## START Dataset
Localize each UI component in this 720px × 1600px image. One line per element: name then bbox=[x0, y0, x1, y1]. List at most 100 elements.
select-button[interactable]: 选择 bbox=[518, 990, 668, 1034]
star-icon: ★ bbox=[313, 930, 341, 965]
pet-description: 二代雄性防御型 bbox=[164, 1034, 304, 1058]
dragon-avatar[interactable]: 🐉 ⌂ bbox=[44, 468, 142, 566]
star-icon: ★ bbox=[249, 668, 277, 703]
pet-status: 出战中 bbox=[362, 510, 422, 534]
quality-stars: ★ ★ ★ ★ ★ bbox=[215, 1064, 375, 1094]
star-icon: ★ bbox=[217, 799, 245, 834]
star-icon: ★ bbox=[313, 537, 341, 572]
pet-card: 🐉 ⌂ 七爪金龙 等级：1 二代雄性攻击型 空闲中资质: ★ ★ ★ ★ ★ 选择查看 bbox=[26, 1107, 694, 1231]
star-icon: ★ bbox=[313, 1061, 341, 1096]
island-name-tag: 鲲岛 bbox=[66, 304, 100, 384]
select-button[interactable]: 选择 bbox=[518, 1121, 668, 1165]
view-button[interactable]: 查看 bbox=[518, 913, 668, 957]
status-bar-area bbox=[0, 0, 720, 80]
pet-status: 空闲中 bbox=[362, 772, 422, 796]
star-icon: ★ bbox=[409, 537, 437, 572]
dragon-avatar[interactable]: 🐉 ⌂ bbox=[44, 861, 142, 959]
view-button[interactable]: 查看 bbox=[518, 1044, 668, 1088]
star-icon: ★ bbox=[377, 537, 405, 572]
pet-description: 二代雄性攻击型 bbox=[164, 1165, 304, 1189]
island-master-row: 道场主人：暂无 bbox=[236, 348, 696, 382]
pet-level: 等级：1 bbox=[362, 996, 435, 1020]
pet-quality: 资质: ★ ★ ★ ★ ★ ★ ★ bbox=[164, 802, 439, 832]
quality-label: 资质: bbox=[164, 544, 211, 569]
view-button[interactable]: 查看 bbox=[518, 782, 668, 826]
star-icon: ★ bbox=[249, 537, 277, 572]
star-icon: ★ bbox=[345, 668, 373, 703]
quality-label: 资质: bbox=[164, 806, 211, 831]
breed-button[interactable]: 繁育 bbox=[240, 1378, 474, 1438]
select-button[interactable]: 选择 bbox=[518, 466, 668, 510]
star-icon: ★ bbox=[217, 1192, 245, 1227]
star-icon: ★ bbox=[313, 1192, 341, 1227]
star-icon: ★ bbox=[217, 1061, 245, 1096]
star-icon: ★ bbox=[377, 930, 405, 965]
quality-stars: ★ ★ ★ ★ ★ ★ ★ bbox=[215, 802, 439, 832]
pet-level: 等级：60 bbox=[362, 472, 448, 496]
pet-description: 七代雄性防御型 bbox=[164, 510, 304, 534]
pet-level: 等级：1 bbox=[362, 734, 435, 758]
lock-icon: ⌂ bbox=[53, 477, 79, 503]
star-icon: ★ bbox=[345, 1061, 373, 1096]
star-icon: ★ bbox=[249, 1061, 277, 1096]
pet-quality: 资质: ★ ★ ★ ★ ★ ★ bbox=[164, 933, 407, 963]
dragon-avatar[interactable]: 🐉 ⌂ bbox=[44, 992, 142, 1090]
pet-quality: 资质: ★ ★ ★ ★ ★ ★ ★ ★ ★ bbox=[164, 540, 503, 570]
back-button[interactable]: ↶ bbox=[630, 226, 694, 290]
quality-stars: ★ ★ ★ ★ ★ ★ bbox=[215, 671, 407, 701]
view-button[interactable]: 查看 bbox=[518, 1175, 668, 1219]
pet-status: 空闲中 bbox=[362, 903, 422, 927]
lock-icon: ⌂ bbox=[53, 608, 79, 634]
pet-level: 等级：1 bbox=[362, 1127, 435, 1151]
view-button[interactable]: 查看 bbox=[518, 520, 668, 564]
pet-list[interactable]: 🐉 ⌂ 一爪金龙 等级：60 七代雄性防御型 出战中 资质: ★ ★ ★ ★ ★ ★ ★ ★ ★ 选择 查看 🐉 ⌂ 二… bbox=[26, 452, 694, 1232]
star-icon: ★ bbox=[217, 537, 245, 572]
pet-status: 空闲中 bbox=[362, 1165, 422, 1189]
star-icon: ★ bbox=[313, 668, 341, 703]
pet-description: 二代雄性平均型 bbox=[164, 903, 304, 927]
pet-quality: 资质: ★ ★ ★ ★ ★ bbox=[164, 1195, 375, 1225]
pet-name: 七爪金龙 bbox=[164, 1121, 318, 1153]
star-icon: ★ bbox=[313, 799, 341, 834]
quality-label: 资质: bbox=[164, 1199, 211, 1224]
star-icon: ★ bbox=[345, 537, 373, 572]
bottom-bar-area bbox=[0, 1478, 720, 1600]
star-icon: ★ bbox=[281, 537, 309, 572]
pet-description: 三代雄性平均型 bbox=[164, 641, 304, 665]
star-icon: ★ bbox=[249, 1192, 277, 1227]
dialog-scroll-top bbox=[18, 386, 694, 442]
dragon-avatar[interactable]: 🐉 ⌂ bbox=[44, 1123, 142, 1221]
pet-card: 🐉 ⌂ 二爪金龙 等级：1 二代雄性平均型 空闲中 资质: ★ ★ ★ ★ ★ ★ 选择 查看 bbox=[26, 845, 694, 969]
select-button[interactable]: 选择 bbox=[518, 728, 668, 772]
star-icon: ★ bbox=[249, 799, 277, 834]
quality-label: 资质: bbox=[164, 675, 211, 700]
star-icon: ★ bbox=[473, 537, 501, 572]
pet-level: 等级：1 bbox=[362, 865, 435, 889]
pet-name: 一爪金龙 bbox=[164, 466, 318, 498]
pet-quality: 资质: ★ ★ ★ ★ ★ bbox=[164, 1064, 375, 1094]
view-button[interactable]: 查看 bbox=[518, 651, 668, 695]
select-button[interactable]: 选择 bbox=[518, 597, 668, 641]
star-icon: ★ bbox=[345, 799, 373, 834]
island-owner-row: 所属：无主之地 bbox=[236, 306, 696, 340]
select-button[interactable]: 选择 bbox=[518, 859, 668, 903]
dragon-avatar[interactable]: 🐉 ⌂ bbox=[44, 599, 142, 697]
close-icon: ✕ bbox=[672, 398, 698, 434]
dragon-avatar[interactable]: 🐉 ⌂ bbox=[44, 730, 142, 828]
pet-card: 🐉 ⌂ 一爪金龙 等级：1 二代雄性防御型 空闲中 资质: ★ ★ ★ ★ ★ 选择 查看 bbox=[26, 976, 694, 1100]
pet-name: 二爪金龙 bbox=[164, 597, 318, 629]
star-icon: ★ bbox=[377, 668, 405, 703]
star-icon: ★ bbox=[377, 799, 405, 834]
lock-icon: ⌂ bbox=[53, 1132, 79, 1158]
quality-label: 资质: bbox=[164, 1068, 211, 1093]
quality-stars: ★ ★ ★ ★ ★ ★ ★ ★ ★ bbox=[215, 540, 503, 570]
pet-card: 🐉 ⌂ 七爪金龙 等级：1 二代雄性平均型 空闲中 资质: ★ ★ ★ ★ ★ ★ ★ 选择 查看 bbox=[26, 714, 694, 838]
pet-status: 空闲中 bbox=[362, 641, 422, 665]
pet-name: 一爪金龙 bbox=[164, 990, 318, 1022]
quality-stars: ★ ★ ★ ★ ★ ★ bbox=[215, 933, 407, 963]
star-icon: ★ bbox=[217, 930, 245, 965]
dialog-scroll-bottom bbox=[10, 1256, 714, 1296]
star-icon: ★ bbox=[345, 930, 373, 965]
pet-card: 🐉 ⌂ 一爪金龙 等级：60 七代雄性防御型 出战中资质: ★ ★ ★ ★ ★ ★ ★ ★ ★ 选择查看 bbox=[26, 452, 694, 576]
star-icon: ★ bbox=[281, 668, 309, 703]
## END Dataset
◆ What this task involves
Can you write out every line of the items above, character for character, without changing anything?

◆ Finished answer
Localize each UI component in this 720px × 1600px image. One line per element: name then bbox=[x0, y0, x1, y1]. List at most 100 elements.
select-button[interactable]: 选择 bbox=[518, 990, 668, 1034]
star-icon: ★ bbox=[313, 930, 341, 965]
pet-description: 二代雄性防御型 bbox=[164, 1034, 304, 1058]
dragon-avatar[interactable]: 🐉 ⌂ bbox=[44, 468, 142, 566]
star-icon: ★ bbox=[249, 668, 277, 703]
pet-status: 出战中 bbox=[362, 510, 422, 534]
quality-stars: ★ ★ ★ ★ ★ bbox=[215, 1064, 375, 1094]
star-icon: ★ bbox=[217, 799, 245, 834]
star-icon: ★ bbox=[313, 537, 341, 572]
pet-card: 🐉 ⌂ 七爪金龙 等级：1 二代雄性攻击型 空闲中资质: ★ ★ ★ ★ ★ 选择查看 bbox=[26, 1107, 694, 1231]
star-icon: ★ bbox=[313, 1061, 341, 1096]
island-name-tag: 鲲岛 bbox=[66, 304, 100, 384]
select-button[interactable]: 选择 bbox=[518, 1121, 668, 1165]
view-button[interactable]: 查看 bbox=[518, 913, 668, 957]
status-bar-area bbox=[0, 0, 720, 80]
pet-status: 空闲中 bbox=[362, 772, 422, 796]
star-icon: ★ bbox=[409, 537, 437, 572]
dragon-avatar[interactable]: 🐉 ⌂ bbox=[44, 861, 142, 959]
view-button[interactable]: 查看 bbox=[518, 1044, 668, 1088]
star-icon: ★ bbox=[377, 537, 405, 572]
pet-description: 二代雄性攻击型 bbox=[164, 1165, 304, 1189]
island-master-row: 道场主人：暂无 bbox=[236, 348, 696, 382]
pet-level: 等级：1 bbox=[362, 996, 435, 1020]
pet-quality: 资质: ★ ★ ★ ★ ★ ★ ★ bbox=[164, 802, 439, 832]
quality-label: 资质: bbox=[164, 544, 211, 569]
view-button[interactable]: 查看 bbox=[518, 782, 668, 826]
star-icon: ★ bbox=[249, 537, 277, 572]
star-icon: ★ bbox=[345, 668, 373, 703]
quality-label: 资质: bbox=[164, 806, 211, 831]
breed-button[interactable]: 繁育 bbox=[240, 1378, 474, 1438]
select-button[interactable]: 选择 bbox=[518, 466, 668, 510]
star-icon: ★ bbox=[217, 1192, 245, 1227]
star-icon: ★ bbox=[313, 1192, 341, 1227]
star-icon: ★ bbox=[217, 1061, 245, 1096]
star-icon: ★ bbox=[377, 930, 405, 965]
quality-stars: ★ ★ ★ ★ ★ ★ ★ bbox=[215, 802, 439, 832]
pet-level: 等级：60 bbox=[362, 472, 448, 496]
pet-description: 七代雄性防御型 bbox=[164, 510, 304, 534]
pet-level: 等级：1 bbox=[362, 734, 435, 758]
lock-icon: ⌂ bbox=[53, 477, 79, 503]
star-icon: ★ bbox=[345, 1061, 373, 1096]
star-icon: ★ bbox=[249, 1061, 277, 1096]
pet-quality: 资质: ★ ★ ★ ★ ★ ★ bbox=[164, 933, 407, 963]
dragon-avatar[interactable]: 🐉 ⌂ bbox=[44, 992, 142, 1090]
pet-quality: 资质: ★ ★ ★ ★ ★ ★ ★ ★ ★ bbox=[164, 540, 503, 570]
back-button[interactable]: ↶ bbox=[630, 226, 694, 290]
quality-stars: ★ ★ ★ ★ ★ ★ bbox=[215, 671, 407, 701]
view-button[interactable]: 查看 bbox=[518, 1175, 668, 1219]
pet-status: 空闲中 bbox=[362, 903, 422, 927]
lock-icon: ⌂ bbox=[53, 608, 79, 634]
pet-level: 等级：1 bbox=[362, 1127, 435, 1151]
view-button[interactable]: 查看 bbox=[518, 520, 668, 564]
pet-list[interactable]: 🐉 ⌂ 一爪金龙 等级：60 七代雄性防御型 出战中 资质: ★ ★ ★ ★ ★ ★ ★ ★ ★ 选择 查看 🐉 ⌂ 二… bbox=[26, 452, 694, 1232]
star-icon: ★ bbox=[217, 537, 245, 572]
pet-status: 空闲中 bbox=[362, 1165, 422, 1189]
star-icon: ★ bbox=[313, 668, 341, 703]
pet-description: 二代雄性平均型 bbox=[164, 903, 304, 927]
pet-quality: 资质: ★ ★ ★ ★ ★ bbox=[164, 1195, 375, 1225]
pet-name: 七爪金龙 bbox=[164, 1121, 318, 1153]
star-icon: ★ bbox=[313, 799, 341, 834]
quality-label: 资质: bbox=[164, 1199, 211, 1224]
star-icon: ★ bbox=[345, 537, 373, 572]
bottom-bar-area bbox=[0, 1478, 720, 1600]
star-icon: ★ bbox=[281, 537, 309, 572]
pet-description: 三代雄性平均型 bbox=[164, 641, 304, 665]
star-icon: ★ bbox=[249, 1192, 277, 1227]
dialog-scroll-top bbox=[18, 386, 694, 442]
dragon-avatar[interactable]: 🐉 ⌂ bbox=[44, 1123, 142, 1221]
pet-card: 🐉 ⌂ 二爪金龙 等级：1 二代雄性平均型 空闲中 资质: ★ ★ ★ ★ ★ ★ 选择 查看 bbox=[26, 845, 694, 969]
select-button[interactable]: 选择 bbox=[518, 728, 668, 772]
star-icon: ★ bbox=[249, 799, 277, 834]
quality-label: 资质: bbox=[164, 675, 211, 700]
star-icon: ★ bbox=[473, 537, 501, 572]
pet-level: 等级：1 bbox=[362, 865, 435, 889]
pet-name: 一爪金龙 bbox=[164, 466, 318, 498]
pet-quality: 资质: ★ ★ ★ ★ ★ bbox=[164, 1064, 375, 1094]
view-button[interactable]: 查看 bbox=[518, 651, 668, 695]
select-button[interactable]: 选择 bbox=[518, 597, 668, 641]
star-icon: ★ bbox=[345, 799, 373, 834]
island-owner-row: 所属：无主之地 bbox=[236, 306, 696, 340]
select-button[interactable]: 选择 bbox=[518, 859, 668, 903]
dragon-avatar[interactable]: 🐉 ⌂ bbox=[44, 599, 142, 697]
close-icon: ✕ bbox=[672, 398, 698, 434]
dragon-avatar[interactable]: 🐉 ⌂ bbox=[44, 730, 142, 828]
pet-card: 🐉 ⌂ 一爪金龙 等级：1 二代雄性防御型 空闲中 资质: ★ ★ ★ ★ ★ 选择 查看 bbox=[26, 976, 694, 1100]
pet-name: 二爪金龙 bbox=[164, 597, 318, 629]
star-icon: ★ bbox=[377, 668, 405, 703]
star-icon: ★ bbox=[377, 799, 405, 834]
lock-icon: ⌂ bbox=[53, 1132, 79, 1158]
quality-label: 资质: bbox=[164, 1068, 211, 1093]
quality-stars: ★ ★ ★ ★ ★ ★ ★ ★ ★ bbox=[215, 540, 503, 570]
pet-card: 🐉 ⌂ 七爪金龙 等级：1 二代雄性平均型 空闲中 资质: ★ ★ ★ ★ ★ ★ ★ 选择 查看 bbox=[26, 714, 694, 838]
pet-status: 空闲中 bbox=[362, 641, 422, 665]
pet-name: 一爪金龙 bbox=[164, 990, 318, 1022]
quality-stars: ★ ★ ★ ★ ★ ★ bbox=[215, 933, 407, 963]
star-icon: ★ bbox=[217, 930, 245, 965]
dialog-scroll-bottom bbox=[10, 1256, 714, 1296]
star-icon: ★ bbox=[345, 930, 373, 965]
pet-card: 🐉 ⌂ 一爪金龙 等级：60 七代雄性防御型 出战中资质: ★ ★ ★ ★ ★ ★ ★ ★ ★ 选择查看 bbox=[26, 452, 694, 576]
star-icon: ★ bbox=[281, 668, 309, 703]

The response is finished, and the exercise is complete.